### Set exercise
List each line of the entries below that contains the word "over", copying every such line in full.

### Source material
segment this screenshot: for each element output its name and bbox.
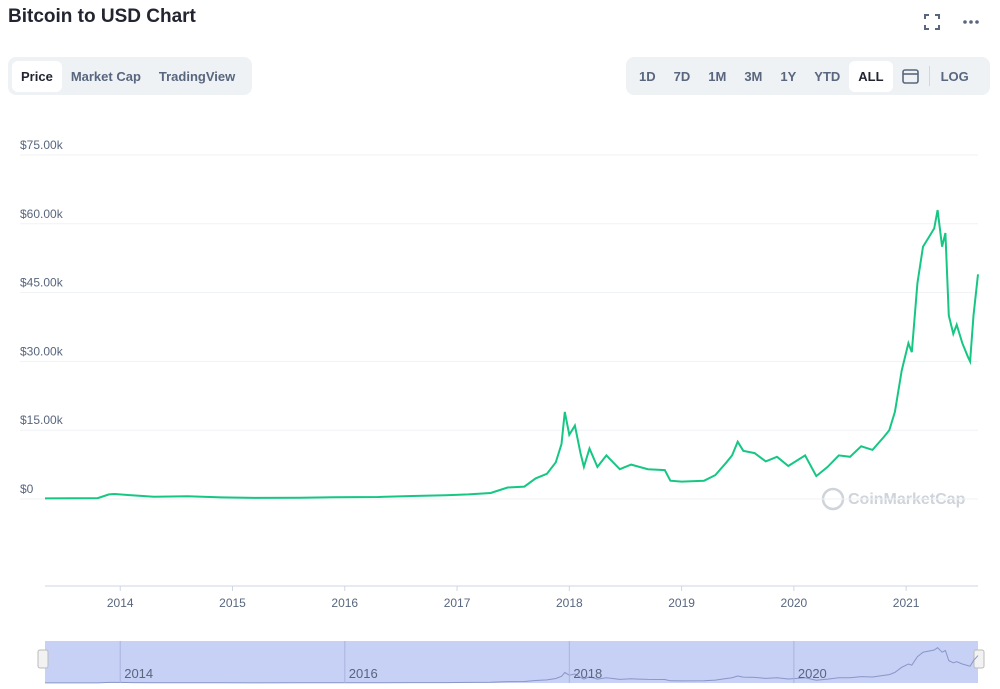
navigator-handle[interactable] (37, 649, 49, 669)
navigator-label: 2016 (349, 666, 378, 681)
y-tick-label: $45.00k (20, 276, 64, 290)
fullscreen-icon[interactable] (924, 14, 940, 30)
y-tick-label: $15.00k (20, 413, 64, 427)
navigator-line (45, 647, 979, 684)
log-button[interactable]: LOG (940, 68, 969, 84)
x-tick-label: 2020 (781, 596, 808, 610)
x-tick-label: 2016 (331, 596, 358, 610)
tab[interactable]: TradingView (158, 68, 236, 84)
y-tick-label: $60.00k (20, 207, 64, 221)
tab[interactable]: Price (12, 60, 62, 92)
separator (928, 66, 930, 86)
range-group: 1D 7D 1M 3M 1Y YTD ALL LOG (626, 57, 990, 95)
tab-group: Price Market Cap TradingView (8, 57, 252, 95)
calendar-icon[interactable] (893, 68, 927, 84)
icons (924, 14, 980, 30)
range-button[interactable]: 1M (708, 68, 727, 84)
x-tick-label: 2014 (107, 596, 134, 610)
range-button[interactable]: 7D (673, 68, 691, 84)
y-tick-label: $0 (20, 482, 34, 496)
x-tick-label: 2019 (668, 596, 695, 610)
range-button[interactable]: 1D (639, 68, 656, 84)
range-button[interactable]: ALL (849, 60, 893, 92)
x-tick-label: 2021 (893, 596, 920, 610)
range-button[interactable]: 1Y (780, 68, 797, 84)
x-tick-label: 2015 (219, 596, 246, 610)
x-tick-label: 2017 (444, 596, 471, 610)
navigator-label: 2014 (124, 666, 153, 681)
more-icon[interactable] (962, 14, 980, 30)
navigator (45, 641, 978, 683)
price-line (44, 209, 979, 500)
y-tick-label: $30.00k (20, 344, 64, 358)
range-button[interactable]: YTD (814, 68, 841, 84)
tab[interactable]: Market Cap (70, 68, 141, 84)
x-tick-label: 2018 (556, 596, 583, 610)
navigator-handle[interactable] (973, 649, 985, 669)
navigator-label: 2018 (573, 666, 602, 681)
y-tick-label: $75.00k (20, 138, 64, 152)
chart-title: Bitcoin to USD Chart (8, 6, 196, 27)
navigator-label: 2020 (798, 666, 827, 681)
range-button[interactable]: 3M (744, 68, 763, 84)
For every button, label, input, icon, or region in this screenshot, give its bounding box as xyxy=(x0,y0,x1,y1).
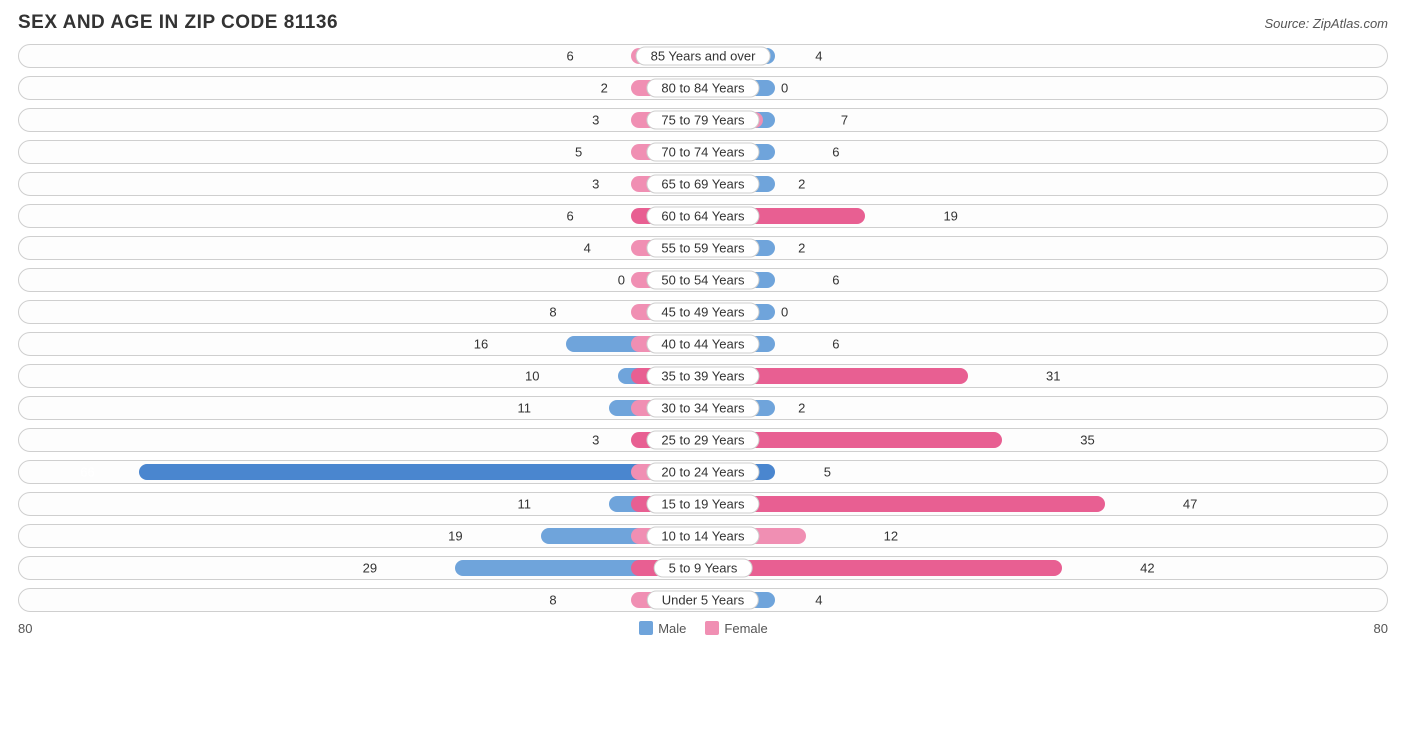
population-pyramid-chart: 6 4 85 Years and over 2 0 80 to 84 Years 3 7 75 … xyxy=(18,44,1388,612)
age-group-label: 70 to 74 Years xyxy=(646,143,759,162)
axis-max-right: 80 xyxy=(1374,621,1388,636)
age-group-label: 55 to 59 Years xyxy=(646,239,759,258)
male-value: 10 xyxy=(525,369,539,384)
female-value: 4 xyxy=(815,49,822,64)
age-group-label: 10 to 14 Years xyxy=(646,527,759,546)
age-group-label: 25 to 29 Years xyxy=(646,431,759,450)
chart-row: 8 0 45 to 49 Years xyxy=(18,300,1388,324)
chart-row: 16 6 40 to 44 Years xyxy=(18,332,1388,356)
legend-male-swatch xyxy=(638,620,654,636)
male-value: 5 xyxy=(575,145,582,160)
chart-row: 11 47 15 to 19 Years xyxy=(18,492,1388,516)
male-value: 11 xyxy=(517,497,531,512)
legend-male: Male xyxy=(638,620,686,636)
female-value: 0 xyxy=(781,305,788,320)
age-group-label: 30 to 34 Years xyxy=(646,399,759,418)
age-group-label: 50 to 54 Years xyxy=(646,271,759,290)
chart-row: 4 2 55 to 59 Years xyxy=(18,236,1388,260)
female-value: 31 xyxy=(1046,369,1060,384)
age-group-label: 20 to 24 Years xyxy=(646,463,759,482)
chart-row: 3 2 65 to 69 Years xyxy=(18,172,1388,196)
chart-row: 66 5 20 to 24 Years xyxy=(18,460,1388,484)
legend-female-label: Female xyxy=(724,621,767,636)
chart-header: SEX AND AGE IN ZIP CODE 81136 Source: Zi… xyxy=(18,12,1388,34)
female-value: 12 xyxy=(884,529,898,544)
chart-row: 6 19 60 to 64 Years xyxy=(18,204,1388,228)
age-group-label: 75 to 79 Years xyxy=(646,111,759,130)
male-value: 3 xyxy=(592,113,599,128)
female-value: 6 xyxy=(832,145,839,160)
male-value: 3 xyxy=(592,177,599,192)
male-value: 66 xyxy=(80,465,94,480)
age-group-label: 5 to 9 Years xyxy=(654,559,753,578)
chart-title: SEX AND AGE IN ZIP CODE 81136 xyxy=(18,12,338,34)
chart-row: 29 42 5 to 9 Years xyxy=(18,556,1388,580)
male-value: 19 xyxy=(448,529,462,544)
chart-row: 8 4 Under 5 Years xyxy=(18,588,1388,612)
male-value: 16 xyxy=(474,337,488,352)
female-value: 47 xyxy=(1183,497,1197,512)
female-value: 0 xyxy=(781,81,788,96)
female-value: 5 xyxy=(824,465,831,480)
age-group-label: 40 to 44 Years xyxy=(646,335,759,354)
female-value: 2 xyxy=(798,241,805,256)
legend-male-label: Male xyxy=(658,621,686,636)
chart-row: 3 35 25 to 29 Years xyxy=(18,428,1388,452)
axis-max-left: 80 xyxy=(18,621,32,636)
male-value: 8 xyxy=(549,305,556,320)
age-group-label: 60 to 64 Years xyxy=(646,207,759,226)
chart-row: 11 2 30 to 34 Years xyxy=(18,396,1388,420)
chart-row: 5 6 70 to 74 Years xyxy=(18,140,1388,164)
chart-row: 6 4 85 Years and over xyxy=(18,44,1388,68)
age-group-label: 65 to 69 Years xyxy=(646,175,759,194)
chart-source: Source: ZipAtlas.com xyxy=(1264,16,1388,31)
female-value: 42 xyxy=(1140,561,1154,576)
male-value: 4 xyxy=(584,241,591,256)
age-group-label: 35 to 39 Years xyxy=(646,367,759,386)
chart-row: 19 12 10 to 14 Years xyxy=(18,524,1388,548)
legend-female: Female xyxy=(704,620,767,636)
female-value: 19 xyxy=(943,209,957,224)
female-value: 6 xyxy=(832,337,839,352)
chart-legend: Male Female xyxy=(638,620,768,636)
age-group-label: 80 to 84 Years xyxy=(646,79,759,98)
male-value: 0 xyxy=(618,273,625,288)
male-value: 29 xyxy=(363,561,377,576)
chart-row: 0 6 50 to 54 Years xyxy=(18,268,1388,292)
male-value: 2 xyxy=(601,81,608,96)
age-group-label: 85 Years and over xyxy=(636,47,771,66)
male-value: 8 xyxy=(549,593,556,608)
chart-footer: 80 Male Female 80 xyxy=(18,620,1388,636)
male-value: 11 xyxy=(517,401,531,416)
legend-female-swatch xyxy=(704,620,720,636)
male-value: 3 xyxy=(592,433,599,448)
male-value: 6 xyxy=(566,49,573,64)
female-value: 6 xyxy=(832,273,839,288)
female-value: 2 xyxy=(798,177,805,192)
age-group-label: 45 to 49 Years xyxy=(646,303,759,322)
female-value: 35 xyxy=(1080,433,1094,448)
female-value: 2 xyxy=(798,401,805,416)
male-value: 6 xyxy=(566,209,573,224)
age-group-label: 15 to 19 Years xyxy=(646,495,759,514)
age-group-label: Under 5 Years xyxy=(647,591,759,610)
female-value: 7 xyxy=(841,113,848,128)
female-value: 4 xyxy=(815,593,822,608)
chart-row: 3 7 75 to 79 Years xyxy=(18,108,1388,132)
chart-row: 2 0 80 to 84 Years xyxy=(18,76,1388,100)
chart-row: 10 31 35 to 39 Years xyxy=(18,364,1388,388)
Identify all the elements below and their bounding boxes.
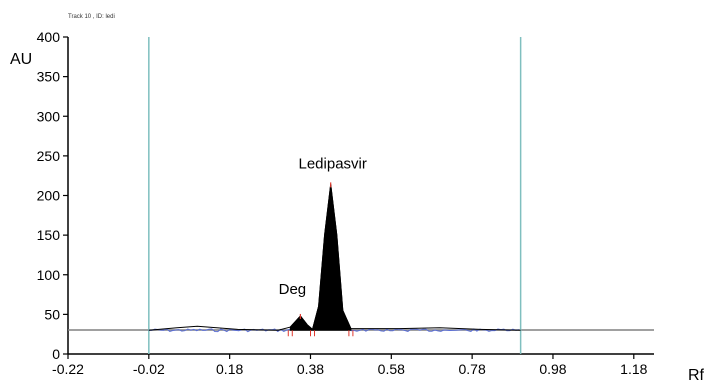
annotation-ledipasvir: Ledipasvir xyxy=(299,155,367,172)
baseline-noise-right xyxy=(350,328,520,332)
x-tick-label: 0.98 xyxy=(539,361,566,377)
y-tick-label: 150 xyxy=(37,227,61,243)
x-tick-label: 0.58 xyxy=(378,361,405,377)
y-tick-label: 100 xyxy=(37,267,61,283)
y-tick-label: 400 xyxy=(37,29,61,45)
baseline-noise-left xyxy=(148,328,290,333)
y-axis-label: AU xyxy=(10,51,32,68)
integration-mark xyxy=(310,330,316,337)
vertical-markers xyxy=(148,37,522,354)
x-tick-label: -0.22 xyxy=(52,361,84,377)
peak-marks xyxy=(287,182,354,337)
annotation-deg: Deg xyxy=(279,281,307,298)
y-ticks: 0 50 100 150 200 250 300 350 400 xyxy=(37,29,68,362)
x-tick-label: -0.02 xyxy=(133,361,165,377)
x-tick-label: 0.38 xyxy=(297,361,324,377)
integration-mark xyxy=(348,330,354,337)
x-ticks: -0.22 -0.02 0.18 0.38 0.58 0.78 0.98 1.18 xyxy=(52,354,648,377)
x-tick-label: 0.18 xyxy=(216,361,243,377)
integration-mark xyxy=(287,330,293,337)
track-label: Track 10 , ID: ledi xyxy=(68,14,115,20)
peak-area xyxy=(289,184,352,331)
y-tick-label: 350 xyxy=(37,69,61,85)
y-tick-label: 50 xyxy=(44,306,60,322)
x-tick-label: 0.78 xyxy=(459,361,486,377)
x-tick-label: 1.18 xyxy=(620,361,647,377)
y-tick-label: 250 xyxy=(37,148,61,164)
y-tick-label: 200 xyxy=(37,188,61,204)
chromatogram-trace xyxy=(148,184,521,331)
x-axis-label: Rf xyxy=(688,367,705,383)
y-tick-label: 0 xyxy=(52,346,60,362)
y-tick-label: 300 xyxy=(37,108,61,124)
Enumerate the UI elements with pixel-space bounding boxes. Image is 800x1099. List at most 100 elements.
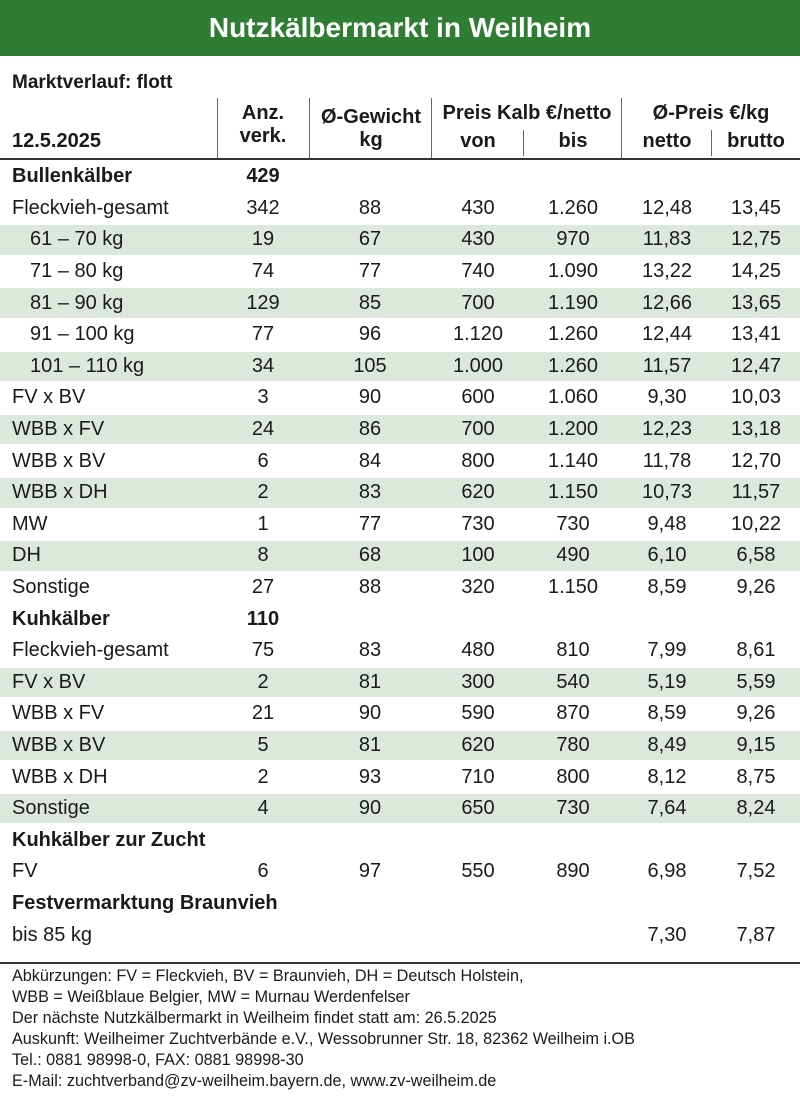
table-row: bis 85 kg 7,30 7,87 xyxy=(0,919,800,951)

### Full response
population-pyramid-chart: 6 4 85 Years and over 2 0 80 to 84 Years 3 7 75 … xyxy=(18,44,1388,612)
chart-row: 6 4 85 Years and over xyxy=(18,44,1388,68)
age-group-label: 85 Years and over xyxy=(636,47,771,66)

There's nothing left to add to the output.